TASK STATEMENT:
Go through the entries below and pick out every line with "title".

MATERIAL PROVIDED:
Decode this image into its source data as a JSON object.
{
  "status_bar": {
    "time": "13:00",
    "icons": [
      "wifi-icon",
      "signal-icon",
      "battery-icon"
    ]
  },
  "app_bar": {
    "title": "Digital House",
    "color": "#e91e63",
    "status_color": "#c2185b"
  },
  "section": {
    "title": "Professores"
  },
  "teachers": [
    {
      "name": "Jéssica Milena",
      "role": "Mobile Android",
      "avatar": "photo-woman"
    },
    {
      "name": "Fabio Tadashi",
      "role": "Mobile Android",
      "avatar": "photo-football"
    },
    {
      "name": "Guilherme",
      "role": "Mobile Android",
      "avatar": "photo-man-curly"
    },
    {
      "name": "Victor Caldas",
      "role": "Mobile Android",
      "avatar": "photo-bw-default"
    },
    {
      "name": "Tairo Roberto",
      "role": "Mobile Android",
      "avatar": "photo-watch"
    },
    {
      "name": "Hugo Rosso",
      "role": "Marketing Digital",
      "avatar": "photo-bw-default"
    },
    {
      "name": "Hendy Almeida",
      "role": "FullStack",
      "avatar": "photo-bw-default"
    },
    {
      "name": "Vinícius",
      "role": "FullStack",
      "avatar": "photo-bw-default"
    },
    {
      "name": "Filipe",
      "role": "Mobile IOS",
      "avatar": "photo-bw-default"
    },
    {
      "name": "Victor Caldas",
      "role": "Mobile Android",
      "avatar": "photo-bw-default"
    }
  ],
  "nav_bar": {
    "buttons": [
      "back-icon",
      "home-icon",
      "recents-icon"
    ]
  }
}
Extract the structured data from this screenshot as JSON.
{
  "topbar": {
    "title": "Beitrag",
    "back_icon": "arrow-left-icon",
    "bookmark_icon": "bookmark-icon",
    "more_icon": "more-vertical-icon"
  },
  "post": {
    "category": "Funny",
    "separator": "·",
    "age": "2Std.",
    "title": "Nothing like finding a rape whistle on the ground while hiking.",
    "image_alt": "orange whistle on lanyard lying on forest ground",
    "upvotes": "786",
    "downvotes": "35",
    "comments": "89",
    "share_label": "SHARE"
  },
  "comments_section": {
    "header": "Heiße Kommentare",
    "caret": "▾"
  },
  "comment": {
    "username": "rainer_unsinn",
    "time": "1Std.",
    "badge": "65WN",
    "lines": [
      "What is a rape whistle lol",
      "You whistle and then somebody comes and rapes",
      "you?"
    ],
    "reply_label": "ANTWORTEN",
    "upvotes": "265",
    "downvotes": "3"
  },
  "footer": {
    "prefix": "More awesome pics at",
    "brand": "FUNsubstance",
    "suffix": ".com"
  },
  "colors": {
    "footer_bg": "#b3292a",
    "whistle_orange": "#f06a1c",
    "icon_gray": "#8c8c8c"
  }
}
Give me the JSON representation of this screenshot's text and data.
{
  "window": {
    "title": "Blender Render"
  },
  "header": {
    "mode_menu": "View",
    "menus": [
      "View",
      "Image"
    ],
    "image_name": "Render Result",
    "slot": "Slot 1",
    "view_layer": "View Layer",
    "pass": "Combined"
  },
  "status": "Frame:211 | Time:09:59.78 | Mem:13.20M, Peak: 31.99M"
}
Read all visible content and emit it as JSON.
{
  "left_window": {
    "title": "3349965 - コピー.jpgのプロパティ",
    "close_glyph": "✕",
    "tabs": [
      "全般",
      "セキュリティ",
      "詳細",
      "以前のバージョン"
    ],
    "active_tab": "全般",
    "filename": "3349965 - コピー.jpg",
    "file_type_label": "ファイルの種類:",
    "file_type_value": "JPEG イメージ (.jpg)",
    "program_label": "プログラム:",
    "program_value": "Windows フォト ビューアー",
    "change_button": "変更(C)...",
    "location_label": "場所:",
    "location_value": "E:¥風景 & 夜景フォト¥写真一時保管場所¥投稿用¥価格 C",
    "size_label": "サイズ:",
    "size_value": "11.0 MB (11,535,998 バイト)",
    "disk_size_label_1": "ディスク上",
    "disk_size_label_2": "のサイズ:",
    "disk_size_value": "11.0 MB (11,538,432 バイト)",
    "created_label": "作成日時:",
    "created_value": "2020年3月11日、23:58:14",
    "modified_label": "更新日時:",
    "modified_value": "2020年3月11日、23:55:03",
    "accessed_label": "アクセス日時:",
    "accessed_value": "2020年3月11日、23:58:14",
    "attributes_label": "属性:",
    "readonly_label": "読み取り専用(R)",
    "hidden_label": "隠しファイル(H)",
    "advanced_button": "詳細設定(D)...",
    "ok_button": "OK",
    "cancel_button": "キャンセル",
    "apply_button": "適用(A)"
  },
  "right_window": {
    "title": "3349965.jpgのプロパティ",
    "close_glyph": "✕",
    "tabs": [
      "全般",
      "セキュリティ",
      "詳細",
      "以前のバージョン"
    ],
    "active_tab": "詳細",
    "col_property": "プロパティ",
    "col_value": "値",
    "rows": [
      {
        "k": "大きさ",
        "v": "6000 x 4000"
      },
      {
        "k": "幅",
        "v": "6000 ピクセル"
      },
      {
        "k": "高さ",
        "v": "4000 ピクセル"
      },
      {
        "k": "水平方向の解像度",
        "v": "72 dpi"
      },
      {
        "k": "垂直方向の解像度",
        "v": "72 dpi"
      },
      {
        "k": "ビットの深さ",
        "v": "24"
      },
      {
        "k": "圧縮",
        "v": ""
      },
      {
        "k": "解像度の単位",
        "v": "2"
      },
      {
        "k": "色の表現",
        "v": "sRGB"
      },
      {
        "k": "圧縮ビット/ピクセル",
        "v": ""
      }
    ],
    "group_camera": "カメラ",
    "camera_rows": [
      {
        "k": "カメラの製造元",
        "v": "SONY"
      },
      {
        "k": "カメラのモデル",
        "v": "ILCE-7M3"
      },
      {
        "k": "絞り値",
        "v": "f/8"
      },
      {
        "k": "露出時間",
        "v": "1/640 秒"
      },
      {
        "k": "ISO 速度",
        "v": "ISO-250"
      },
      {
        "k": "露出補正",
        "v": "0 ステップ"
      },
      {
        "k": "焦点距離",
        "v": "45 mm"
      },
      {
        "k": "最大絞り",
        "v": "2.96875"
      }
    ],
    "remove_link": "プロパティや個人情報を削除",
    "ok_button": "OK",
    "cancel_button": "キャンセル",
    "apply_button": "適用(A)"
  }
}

THE REPLY:
    "title": "Digital House",
    "title": "Professores"
    "title": "Beitrag",
    "title": "Nothing like finding a rape whistle on the ground while hiking.",
    "title": "Blender Render"
    "title": "3349965 - コピー.jpgのプロパティ",
    "title": "3349965.jpgのプロパティ",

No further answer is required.